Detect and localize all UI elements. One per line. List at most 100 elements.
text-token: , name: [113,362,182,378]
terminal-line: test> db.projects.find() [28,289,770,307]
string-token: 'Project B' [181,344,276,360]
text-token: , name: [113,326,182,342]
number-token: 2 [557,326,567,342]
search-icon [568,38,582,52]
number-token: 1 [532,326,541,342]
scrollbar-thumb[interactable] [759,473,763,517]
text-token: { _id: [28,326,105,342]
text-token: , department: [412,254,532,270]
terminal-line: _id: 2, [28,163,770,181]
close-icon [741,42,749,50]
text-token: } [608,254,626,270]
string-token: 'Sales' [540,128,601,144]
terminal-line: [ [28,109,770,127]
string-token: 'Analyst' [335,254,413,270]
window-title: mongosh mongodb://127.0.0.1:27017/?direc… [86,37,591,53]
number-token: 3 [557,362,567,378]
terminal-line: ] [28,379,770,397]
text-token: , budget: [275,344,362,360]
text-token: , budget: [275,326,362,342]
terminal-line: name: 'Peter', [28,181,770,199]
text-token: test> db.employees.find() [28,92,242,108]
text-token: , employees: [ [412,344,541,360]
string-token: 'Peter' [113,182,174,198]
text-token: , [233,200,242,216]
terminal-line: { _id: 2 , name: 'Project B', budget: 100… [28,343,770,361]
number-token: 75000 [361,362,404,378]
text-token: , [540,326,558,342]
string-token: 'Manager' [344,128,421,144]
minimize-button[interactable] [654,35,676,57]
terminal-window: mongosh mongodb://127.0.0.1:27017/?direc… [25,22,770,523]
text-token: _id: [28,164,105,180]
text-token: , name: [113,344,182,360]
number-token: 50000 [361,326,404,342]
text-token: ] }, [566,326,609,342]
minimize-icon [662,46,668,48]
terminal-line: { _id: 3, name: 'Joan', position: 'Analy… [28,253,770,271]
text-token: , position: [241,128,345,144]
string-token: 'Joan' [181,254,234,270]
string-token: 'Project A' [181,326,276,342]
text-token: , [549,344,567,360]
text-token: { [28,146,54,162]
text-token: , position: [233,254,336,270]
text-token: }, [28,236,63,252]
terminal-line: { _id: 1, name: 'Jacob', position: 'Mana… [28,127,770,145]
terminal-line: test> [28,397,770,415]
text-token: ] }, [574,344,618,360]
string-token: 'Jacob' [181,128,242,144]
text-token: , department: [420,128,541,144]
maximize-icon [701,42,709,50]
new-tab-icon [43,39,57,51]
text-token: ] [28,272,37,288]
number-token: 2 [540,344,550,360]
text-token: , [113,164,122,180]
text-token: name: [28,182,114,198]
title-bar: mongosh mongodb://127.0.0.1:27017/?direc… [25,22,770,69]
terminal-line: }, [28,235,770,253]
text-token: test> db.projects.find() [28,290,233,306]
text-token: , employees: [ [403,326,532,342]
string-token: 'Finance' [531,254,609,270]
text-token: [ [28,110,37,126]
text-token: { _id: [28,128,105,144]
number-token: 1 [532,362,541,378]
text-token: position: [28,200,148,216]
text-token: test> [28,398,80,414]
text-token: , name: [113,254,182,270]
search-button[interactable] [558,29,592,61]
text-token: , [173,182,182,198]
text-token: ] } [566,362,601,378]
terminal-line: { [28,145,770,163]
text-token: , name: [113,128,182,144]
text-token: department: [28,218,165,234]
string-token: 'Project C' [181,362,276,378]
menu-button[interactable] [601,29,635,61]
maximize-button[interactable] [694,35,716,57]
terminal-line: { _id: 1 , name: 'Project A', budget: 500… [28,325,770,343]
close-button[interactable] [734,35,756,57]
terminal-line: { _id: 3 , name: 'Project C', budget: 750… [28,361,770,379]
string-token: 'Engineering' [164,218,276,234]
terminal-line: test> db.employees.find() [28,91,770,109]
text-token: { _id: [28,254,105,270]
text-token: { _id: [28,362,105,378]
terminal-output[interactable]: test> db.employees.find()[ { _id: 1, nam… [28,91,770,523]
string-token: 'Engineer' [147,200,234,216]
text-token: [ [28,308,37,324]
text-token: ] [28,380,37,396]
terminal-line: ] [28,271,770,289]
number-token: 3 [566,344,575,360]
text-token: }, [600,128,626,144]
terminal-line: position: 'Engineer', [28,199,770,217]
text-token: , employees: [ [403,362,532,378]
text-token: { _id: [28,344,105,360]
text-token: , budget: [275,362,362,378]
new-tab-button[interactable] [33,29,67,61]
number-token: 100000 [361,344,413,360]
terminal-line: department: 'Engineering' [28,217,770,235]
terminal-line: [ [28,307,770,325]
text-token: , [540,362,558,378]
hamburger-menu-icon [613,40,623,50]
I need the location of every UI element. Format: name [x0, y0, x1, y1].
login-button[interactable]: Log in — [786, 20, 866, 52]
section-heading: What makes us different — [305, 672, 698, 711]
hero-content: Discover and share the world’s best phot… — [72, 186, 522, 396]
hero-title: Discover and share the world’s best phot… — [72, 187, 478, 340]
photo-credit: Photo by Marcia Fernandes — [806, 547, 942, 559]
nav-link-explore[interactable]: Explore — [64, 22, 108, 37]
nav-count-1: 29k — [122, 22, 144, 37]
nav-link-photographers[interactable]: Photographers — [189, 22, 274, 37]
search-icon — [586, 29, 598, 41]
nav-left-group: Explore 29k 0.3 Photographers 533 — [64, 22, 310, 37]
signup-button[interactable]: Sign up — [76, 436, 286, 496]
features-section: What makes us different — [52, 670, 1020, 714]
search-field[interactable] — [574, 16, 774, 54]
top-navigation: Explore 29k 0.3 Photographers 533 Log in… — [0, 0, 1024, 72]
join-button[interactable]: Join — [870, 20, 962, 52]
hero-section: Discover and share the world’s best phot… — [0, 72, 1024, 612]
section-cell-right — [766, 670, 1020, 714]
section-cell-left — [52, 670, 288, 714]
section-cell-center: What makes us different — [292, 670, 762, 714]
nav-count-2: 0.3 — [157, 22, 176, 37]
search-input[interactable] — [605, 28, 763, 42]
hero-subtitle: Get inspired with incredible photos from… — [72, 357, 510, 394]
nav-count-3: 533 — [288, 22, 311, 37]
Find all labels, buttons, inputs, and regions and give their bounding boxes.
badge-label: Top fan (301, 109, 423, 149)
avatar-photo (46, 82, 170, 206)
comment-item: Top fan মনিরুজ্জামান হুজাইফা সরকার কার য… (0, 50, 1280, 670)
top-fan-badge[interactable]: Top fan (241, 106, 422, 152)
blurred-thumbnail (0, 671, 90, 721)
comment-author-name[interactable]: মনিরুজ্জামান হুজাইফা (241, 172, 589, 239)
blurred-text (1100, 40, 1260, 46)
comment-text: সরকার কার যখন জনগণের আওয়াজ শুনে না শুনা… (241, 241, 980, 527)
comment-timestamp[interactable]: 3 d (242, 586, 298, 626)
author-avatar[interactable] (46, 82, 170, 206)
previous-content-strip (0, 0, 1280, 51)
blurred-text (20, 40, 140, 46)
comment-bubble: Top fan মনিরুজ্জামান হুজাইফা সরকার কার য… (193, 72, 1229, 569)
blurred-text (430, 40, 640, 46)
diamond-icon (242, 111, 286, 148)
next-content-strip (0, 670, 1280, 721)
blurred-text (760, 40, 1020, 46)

════════

Exercise goal — Pull out every line of the data above that contains the string "department", treating uppercase and lowercase as distinct.

Result of the exercise —
text-token: , department: [412,254,532,270]
text-token: , department: [420,128,541,144]
text-token: department: [28,218,165,234]
terminal-line: department: 'Engineering' [28,217,770,235]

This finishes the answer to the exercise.